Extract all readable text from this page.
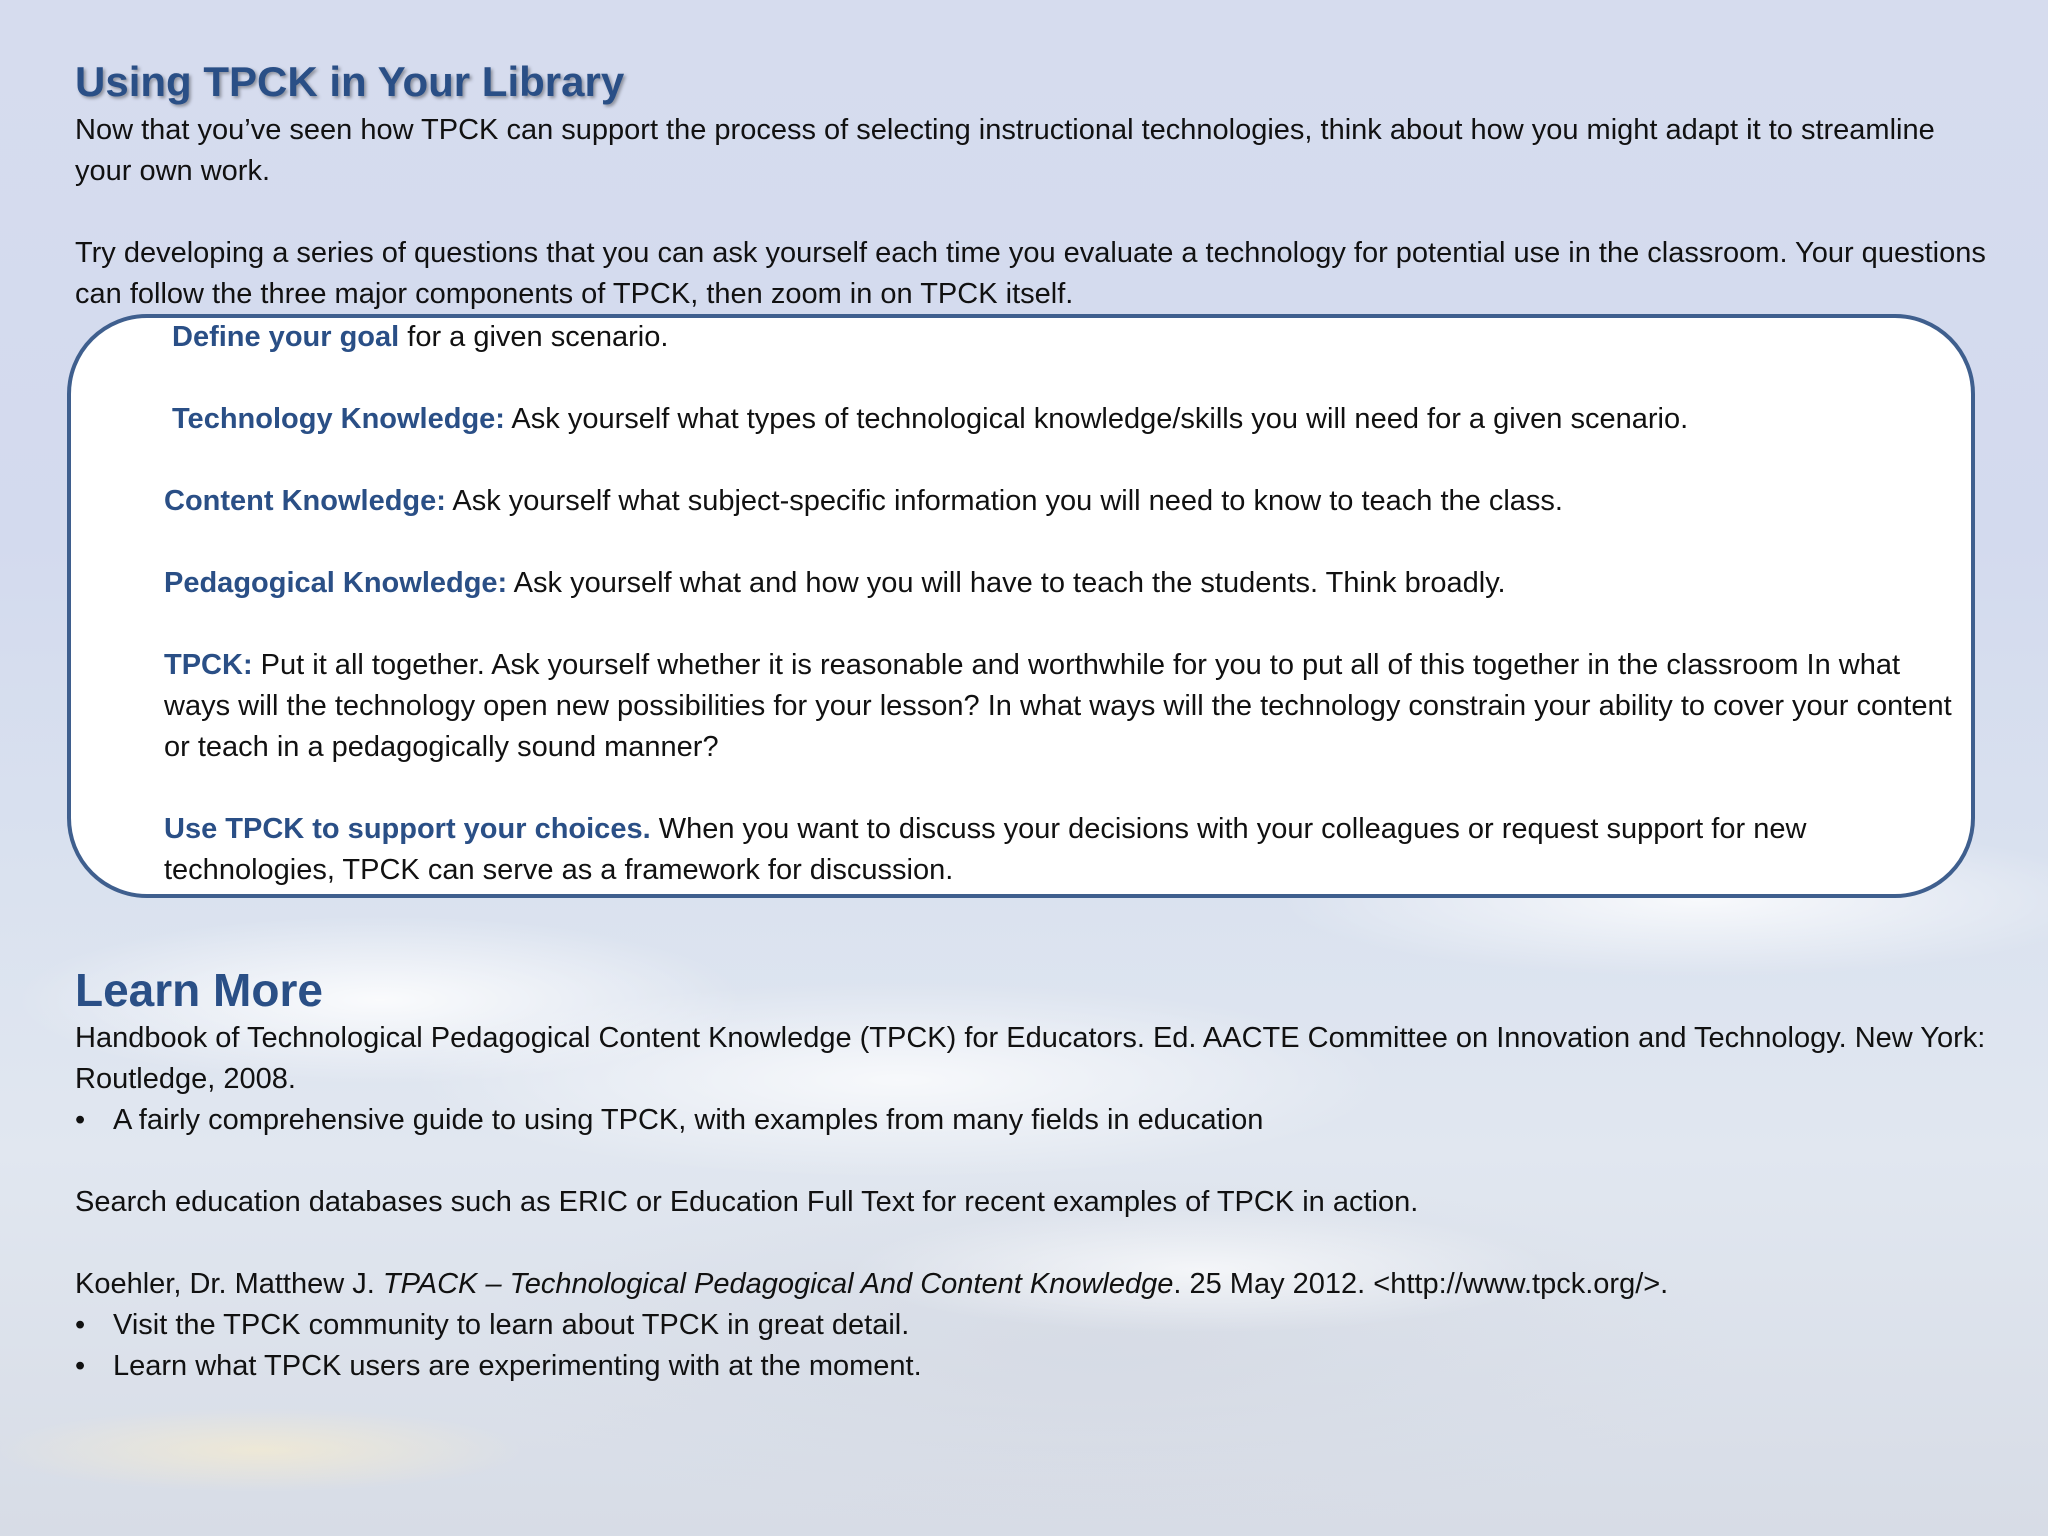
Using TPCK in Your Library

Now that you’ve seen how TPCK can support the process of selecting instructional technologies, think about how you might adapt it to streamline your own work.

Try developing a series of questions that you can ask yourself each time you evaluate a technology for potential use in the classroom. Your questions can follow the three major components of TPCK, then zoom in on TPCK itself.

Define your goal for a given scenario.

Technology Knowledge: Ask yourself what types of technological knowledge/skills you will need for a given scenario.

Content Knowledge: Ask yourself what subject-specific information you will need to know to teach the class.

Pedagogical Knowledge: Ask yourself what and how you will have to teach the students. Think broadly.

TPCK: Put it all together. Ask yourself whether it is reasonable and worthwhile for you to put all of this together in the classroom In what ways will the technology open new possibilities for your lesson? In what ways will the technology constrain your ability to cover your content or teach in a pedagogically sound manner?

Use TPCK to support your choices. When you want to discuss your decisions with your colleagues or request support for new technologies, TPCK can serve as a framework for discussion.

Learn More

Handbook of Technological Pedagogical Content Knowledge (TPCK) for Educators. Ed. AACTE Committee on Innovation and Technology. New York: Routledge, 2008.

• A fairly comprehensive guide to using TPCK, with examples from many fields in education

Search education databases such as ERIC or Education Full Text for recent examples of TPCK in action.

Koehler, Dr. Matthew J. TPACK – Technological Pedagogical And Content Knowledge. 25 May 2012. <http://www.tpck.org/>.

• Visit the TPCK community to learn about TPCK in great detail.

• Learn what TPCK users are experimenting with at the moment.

---

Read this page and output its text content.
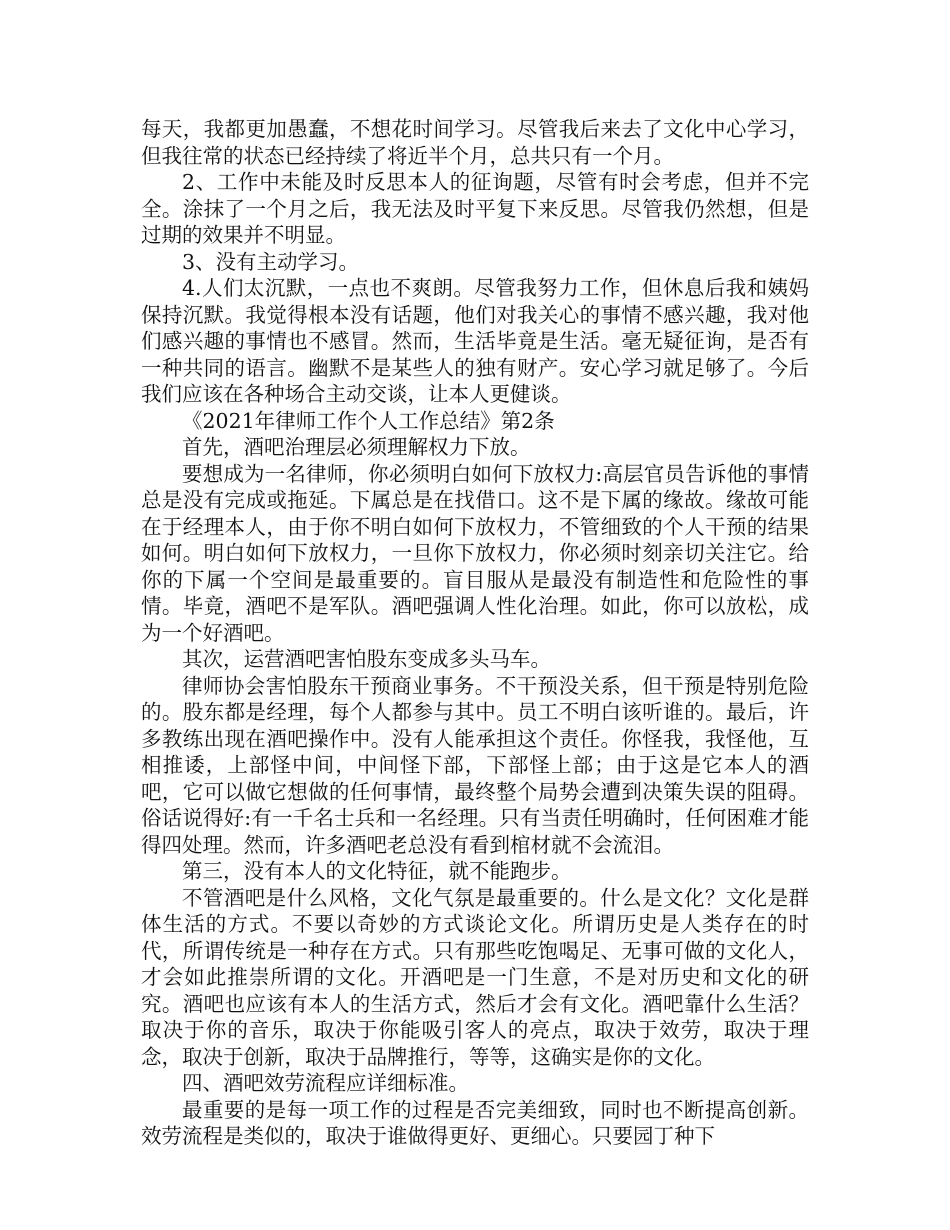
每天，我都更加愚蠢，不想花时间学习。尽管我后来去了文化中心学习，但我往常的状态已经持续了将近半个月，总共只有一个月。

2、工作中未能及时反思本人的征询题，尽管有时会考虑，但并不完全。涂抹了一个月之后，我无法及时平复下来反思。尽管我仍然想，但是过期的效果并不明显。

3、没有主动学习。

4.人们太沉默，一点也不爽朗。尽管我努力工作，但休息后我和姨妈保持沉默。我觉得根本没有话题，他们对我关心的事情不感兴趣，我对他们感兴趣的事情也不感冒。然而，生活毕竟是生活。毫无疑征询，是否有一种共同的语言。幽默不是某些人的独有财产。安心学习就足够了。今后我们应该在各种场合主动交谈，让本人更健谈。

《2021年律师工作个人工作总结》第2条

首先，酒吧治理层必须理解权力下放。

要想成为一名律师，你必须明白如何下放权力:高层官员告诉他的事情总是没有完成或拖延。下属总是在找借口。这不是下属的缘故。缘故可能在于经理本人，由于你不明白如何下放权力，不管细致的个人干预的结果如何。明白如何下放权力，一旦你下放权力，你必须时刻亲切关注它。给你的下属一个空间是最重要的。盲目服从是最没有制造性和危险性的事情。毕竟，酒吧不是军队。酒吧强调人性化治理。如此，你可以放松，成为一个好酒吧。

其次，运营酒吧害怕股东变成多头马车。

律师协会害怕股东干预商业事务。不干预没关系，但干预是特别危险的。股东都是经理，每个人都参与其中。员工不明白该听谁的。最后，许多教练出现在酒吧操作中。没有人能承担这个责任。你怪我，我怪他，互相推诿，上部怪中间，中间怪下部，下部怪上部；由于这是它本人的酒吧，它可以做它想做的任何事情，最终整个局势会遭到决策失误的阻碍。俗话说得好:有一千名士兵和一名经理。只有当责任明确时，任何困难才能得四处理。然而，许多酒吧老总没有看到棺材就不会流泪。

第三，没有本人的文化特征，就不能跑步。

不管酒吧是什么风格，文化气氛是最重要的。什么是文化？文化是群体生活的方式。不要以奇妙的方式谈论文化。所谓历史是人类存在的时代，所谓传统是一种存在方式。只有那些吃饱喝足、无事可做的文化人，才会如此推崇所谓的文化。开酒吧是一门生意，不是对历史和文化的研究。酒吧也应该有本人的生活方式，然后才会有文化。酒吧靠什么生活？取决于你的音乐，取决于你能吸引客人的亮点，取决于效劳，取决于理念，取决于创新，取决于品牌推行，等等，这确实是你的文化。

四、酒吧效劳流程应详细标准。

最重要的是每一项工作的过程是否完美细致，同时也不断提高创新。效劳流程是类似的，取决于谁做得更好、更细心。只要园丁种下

**Task requirements**
Copy out every line holding the string "from".

**Answer for the task**
Extract all readable text from this page.
• A fairly comprehensive guide to using TPCK, with examples from many fields in education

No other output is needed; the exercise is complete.